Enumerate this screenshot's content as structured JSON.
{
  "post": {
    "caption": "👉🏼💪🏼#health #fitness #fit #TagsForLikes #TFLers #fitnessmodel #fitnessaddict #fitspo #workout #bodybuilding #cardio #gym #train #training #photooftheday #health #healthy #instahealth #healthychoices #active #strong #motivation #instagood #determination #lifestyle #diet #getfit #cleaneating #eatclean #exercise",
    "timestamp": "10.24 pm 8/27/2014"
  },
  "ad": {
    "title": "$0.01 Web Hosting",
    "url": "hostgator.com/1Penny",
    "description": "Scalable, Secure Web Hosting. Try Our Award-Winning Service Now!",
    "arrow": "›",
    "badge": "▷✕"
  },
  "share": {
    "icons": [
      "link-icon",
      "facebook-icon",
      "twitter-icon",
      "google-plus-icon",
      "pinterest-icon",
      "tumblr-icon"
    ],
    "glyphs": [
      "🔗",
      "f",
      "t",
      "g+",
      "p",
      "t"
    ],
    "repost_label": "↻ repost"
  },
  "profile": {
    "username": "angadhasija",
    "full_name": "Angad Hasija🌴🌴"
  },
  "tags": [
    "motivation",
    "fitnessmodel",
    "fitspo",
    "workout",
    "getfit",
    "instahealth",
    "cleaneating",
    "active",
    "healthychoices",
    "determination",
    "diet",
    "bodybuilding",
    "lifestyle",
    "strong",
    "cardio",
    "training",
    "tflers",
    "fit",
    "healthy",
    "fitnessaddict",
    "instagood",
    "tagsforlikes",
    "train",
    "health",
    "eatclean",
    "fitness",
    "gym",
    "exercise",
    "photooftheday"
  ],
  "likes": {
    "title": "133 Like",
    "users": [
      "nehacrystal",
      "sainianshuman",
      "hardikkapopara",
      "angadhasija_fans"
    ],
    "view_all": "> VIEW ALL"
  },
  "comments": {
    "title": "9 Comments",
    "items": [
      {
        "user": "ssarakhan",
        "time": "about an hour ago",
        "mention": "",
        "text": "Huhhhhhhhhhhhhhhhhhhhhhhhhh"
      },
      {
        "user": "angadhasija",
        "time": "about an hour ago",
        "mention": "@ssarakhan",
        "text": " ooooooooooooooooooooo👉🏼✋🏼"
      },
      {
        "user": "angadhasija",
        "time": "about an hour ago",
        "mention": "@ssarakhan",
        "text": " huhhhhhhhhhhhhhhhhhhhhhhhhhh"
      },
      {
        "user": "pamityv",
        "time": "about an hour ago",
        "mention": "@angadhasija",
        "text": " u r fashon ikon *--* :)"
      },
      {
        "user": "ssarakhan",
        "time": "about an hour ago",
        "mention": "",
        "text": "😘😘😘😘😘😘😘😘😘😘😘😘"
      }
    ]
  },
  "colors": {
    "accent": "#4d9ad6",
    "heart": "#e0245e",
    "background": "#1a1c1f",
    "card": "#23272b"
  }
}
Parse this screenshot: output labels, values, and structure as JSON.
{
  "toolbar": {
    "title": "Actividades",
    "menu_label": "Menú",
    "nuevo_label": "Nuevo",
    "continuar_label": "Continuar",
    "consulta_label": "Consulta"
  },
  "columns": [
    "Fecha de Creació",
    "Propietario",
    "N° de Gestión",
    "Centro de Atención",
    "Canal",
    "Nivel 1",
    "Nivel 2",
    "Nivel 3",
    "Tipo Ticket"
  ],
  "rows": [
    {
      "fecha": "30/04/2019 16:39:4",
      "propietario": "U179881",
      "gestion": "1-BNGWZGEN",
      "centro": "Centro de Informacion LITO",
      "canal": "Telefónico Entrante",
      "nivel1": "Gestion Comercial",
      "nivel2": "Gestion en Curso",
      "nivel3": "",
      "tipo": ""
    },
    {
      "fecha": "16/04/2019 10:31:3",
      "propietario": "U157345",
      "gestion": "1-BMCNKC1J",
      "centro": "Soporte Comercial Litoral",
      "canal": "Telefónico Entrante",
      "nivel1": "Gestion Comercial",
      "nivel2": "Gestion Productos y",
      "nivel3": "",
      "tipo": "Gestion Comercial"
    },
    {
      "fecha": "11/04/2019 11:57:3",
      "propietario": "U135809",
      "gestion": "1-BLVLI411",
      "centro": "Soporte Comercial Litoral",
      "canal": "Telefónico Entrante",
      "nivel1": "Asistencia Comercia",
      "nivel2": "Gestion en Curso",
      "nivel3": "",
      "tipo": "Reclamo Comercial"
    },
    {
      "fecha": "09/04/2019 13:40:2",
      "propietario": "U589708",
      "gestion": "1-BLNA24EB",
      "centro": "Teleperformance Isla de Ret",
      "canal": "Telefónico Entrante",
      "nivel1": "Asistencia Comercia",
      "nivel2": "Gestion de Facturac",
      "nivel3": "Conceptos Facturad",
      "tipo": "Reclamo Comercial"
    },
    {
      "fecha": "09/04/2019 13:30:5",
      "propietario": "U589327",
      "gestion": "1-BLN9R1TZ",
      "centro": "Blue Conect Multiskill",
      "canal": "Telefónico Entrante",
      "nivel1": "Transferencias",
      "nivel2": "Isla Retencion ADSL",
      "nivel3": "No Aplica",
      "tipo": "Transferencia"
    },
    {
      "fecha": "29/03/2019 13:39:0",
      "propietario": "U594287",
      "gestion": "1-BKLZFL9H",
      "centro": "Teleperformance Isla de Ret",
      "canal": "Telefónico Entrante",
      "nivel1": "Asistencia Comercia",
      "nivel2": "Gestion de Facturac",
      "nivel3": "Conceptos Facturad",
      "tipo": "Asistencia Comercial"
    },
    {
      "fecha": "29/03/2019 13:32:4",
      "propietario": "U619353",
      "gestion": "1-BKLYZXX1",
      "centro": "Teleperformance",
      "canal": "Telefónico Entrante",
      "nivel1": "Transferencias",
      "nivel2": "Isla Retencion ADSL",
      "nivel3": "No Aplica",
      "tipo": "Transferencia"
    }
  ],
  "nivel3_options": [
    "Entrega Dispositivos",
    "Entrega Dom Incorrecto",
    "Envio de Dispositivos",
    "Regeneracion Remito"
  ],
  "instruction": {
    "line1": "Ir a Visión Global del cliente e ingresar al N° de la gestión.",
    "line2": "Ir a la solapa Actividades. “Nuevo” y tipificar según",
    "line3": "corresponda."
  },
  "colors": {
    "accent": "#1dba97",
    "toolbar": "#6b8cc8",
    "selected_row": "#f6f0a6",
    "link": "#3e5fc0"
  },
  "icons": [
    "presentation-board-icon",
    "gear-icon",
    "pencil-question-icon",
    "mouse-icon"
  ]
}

Requirement: Print the listing above in its entirety, with every line exact.

Reply to the exercise:
Enumerate this screenshot's content as structured JSON.
{
  "post": {
    "caption": "👉🏼💪🏼#health #fitness #fit #TagsForLikes #TFLers #fitnessmodel #fitnessaddict #fitspo #workout #bodybuilding #cardio #gym #train #training #photooftheday #health #healthy #instahealth #healthychoices #active #strong #motivation #instagood #determination #lifestyle #diet #getfit #cleaneating #eatclean #exercise",
    "timestamp": "10.24 pm 8/27/2014"
  },
  "ad": {
    "title": "$0.01 Web Hosting",
    "url": "hostgator.com/1Penny",
    "description": "Scalable, Secure Web Hosting. Try Our Award-Winning Service Now!",
    "arrow": "›",
    "badge": "▷✕"
  },
  "share": {
    "icons": [
      "link-icon",
      "facebook-icon",
      "twitter-icon",
      "google-plus-icon",
      "pinterest-icon",
      "tumblr-icon"
    ],
    "glyphs": [
      "🔗",
      "f",
      "t",
      "g+",
      "p",
      "t"
    ],
    "repost_label": "↻ repost"
  },
  "profile": {
    "username": "angadhasija",
    "full_name": "Angad Hasija🌴🌴"
  },
  "tags": [
    "motivation",
    "fitnessmodel",
    "fitspo",
    "workout",
    "getfit",
    "instahealth",
    "cleaneating",
    "active",
    "healthychoices",
    "determination",
    "diet",
    "bodybuilding",
    "lifestyle",
    "strong",
    "cardio",
    "training",
    "tflers",
    "fit",
    "healthy",
    "fitnessaddict",
    "instagood",
    "tagsforlikes",
    "train",
    "health",
    "eatclean",
    "fitness",
    "gym",
    "exercise",
    "photooftheday"
  ],
  "likes": {
    "title": "133 Like",
    "users": [
      "nehacrystal",
      "sainianshuman",
      "hardikkapopara",
      "angadhasija_fans"
    ],
    "view_all": "> VIEW ALL"
  },
  "comments": {
    "title": "9 Comments",
    "items": [
      {
        "user": "ssarakhan",
        "time": "about an hour ago",
        "mention": "",
        "text": "Huhhhhhhhhhhhhhhhhhhhhhhhhh"
      },
      {
        "user": "angadhasija",
        "time": "about an hour ago",
        "mention": "@ssarakhan",
        "text": " ooooooooooooooooooooo👉🏼✋🏼"
      },
      {
        "user": "angadhasija",
        "time": "about an hour ago",
        "mention": "@ssarakhan",
        "text": " huhhhhhhhhhhhhhhhhhhhhhhhhhh"
      },
      {
        "user": "pamityv",
        "time": "about an hour ago",
        "mention": "@angadhasija",
        "text": " u r fashon ikon *--* :)"
      },
      {
        "user": "ssarakhan",
        "time": "about an hour ago",
        "mention": "",
        "text": "😘😘😘😘😘😘😘😘😘😘😘😘"
      }
    ]
  },
  "colors": {
    "accent": "#4d9ad6",
    "heart": "#e0245e",
    "background": "#1a1c1f",
    "card": "#23272b"
  }
}
Parse this screenshot: output labels, values, and structure as JSON.
{
  "toolbar": {
    "title": "Actividades",
    "menu_label": "Menú",
    "nuevo_label": "Nuevo",
    "continuar_label": "Continuar",
    "consulta_label": "Consulta"
  },
  "columns": [
    "Fecha de Creació",
    "Propietario",
    "N° de Gestión",
    "Centro de Atención",
    "Canal",
    "Nivel 1",
    "Nivel 2",
    "Nivel 3",
    "Tipo Ticket"
  ],
  "rows": [
    {
      "fecha": "30/04/2019 16:39:4",
      "propietario": "U179881",
      "gestion": "1-BNGWZGEN",
      "centro": "Centro de Informacion LITO",
      "canal": "Telefónico Entrante",
      "nivel1": "Gestion Comercial",
      "nivel2": "Gestion en Curso",
      "nivel3": "",
      "tipo": ""
    },
    {
      "fecha": "16/04/2019 10:31:3",
      "propietario": "U157345",
      "gestion": "1-BMCNKC1J",
      "centro": "Soporte Comercial Litoral",
      "canal": "Telefónico Entrante",
      "nivel1": "Gestion Comercial",
      "nivel2": "Gestion Productos y",
      "nivel3": "",
      "tipo": "Gestion Comercial"
    },
    {
      "fecha": "11/04/2019 11:57:3",
      "propietario": "U135809",
      "gestion": "1-BLVLI411",
      "centro": "Soporte Comercial Litoral",
      "canal": "Telefónico Entrante",
      "nivel1": "Asistencia Comercia",
      "nivel2": "Gestion en Curso",
      "nivel3": "",
      "tipo": "Reclamo Comercial"
    },
    {
      "fecha": "09/04/2019 13:40:2",
      "propietario": "U589708",
      "gestion": "1-BLNA24EB",
      "centro": "Teleperformance Isla de Ret",
      "canal": "Telefónico Entrante",
      "nivel1": "Asistencia Comercia",
      "nivel2": "Gestion de Facturac",
      "nivel3": "Conceptos Facturad",
      "tipo": "Reclamo Comercial"
    },
    {
      "fecha": "09/04/2019 13:30:5",
      "propietario": "U589327",
      "gestion": "1-BLN9R1TZ",
      "centro": "Blue Conect Multiskill",
      "canal": "Telefónico Entrante",
      "nivel1": "Transferencias",
      "nivel2": "Isla Retencion ADSL",
      "nivel3": "No Aplica",
      "tipo": "Transferencia"
    },
    {
      "fecha": "29/03/2019 13:39:0",
      "propietario": "U594287",
      "gestion": "1-BKLZFL9H",
      "centro": "Teleperformance Isla de Ret",
      "canal": "Telefónico Entrante",
      "nivel1": "Asistencia Comercia",
      "nivel2": "Gestion de Facturac",
      "nivel3": "Conceptos Facturad",
      "tipo": "Asistencia Comercial"
    },
    {
      "fecha": "29/03/2019 13:32:4",
      "propietario": "U619353",
      "gestion": "1-BKLYZXX1",
      "centro": "Teleperformance",
      "canal": "Telefónico Entrante",
      "nivel1": "Transferencias",
      "nivel2": "Isla Retencion ADSL",
      "nivel3": "No Aplica",
      "tipo": "Transferencia"
    }
  ],
  "nivel3_options": [
    "Entrega Dispositivos",
    "Entrega Dom Incorrecto",
    "Envio de Dispositivos",
    "Regeneracion Remito"
  ],
  "instruction": {
    "line1": "Ir a Visión Global del cliente e ingresar al N° de la gestión.",
    "line2": "Ir a la solapa Actividades. “Nuevo” y tipificar según",
    "line3": "corresponda."
  },
  "colors": {
    "accent": "#1dba97",
    "toolbar": "#6b8cc8",
    "selected_row": "#f6f0a6",
    "link": "#3e5fc0"
  },
  "icons": [
    "presentation-board-icon",
    "gear-icon",
    "pencil-question-icon",
    "mouse-icon"
  ]
}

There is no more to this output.